*INFORMATION SUPPLIED*:
——————————

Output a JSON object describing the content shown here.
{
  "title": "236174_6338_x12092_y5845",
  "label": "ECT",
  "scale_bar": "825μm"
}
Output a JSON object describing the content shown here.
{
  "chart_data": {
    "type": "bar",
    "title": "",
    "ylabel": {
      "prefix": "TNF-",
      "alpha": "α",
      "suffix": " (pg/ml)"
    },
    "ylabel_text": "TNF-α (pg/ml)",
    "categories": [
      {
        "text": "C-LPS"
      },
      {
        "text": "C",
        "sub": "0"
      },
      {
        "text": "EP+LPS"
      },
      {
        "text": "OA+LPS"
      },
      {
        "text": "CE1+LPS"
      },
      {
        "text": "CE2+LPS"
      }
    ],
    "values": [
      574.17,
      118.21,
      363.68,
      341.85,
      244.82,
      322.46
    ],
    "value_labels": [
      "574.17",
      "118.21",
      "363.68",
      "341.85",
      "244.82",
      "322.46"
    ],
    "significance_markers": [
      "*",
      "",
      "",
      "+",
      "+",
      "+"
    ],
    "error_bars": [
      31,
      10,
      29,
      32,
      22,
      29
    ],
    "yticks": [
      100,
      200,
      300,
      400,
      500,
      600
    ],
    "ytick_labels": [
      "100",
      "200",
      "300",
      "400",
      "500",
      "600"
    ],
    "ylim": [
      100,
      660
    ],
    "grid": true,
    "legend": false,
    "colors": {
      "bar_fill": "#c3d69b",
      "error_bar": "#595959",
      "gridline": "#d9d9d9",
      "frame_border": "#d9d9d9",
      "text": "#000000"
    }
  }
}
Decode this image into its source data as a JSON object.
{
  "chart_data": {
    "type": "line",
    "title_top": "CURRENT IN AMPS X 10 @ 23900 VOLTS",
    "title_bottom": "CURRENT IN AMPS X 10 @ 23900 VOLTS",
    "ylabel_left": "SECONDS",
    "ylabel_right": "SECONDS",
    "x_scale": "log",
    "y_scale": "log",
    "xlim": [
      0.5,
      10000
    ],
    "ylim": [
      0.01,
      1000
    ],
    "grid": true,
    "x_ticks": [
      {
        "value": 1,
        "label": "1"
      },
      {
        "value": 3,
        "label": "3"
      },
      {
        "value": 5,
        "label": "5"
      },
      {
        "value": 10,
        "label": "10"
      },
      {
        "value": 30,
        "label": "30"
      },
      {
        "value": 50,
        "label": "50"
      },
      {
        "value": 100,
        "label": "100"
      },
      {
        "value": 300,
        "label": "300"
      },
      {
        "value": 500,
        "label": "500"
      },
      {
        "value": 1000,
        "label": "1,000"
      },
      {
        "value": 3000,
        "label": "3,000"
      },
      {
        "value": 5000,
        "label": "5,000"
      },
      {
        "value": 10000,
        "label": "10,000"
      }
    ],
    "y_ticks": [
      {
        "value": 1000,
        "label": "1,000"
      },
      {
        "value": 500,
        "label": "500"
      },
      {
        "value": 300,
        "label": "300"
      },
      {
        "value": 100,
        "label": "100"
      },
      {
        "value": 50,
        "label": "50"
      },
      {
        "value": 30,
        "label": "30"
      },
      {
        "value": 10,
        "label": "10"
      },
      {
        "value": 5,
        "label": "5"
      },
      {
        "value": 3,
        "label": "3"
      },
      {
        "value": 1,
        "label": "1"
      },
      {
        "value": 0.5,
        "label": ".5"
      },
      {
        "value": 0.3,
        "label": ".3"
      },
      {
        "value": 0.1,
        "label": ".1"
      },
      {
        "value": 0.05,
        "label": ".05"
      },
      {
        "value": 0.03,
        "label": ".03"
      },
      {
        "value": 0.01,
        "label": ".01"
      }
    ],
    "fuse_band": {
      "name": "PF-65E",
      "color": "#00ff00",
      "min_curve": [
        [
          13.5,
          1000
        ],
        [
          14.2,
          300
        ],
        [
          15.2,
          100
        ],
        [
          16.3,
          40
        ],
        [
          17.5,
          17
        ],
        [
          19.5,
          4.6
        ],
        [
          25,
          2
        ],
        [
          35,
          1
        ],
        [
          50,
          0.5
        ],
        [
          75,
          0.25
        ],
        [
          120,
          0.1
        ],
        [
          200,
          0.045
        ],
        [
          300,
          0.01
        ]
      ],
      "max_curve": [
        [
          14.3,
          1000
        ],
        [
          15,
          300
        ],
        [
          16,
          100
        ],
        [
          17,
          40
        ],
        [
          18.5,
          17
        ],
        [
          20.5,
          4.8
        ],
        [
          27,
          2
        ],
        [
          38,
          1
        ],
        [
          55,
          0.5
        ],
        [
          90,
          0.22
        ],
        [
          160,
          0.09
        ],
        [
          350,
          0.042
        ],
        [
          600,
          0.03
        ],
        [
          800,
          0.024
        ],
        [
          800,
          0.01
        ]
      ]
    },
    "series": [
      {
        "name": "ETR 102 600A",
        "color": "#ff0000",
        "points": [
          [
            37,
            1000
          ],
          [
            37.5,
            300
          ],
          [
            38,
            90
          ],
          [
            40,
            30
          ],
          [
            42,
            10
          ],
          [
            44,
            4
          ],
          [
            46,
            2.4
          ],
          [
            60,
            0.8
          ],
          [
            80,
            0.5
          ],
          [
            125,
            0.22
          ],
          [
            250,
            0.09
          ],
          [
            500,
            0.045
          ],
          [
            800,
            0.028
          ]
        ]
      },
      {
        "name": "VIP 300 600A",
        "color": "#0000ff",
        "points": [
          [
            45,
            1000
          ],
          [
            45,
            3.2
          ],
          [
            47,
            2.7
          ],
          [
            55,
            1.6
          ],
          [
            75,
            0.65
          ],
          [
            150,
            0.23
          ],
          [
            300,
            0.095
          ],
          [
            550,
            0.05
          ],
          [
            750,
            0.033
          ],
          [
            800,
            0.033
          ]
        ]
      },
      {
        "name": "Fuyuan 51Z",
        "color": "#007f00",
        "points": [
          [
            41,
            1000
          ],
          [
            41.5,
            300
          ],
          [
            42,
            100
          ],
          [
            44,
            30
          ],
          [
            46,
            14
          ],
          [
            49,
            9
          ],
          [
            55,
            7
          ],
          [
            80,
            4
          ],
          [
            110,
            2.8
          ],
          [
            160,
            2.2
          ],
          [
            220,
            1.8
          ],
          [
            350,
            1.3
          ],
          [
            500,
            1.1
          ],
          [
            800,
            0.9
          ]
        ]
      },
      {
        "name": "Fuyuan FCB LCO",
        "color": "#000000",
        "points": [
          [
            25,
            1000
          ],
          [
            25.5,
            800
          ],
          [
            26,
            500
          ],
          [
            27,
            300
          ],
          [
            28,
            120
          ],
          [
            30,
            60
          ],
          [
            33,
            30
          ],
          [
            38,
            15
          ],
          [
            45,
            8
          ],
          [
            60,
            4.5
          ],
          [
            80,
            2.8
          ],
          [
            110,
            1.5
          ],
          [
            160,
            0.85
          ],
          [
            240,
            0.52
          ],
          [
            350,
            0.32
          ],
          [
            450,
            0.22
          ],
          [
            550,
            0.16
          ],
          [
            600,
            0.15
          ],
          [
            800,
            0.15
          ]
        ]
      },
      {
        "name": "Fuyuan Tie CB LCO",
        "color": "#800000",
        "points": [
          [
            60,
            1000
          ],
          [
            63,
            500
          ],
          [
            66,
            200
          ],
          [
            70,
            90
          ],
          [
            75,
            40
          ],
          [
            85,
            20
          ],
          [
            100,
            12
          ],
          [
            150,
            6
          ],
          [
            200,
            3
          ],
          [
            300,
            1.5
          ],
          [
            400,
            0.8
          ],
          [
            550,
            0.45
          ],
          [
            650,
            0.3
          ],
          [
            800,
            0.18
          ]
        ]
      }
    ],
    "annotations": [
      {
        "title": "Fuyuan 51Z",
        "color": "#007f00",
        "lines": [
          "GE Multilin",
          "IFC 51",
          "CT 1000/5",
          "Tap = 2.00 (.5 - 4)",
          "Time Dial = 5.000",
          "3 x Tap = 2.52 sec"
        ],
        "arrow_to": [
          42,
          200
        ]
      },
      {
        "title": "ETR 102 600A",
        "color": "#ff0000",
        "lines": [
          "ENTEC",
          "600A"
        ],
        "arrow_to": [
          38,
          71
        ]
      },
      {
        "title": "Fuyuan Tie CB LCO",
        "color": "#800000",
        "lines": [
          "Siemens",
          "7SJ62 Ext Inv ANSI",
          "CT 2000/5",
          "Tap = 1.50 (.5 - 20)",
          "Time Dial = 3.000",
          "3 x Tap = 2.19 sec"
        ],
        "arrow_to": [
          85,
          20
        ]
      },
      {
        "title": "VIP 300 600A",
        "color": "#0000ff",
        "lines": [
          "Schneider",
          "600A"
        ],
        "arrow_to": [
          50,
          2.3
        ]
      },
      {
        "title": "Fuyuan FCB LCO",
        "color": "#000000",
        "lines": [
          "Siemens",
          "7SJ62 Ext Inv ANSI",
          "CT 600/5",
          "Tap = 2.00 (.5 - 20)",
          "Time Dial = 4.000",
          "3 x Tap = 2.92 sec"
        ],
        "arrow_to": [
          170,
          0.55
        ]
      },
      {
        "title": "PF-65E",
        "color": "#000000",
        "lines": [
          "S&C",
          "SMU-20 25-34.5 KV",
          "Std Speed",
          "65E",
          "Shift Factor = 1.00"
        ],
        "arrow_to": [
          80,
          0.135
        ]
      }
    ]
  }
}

——————————

*WRITTEN EXERCISE*: Sift the material for lines with the string "Fuyuan". Copy each one found.

*COMPLETE RESPONSE*:
        "name": "Fuyuan 51Z",
        "name": "Fuyuan FCB LCO",
        "name": "Fuyuan Tie CB LCO",
        "title": "Fuyuan 51Z",
        "title": "Fuyuan Tie CB LCO",
        "title": "Fuyuan FCB LCO",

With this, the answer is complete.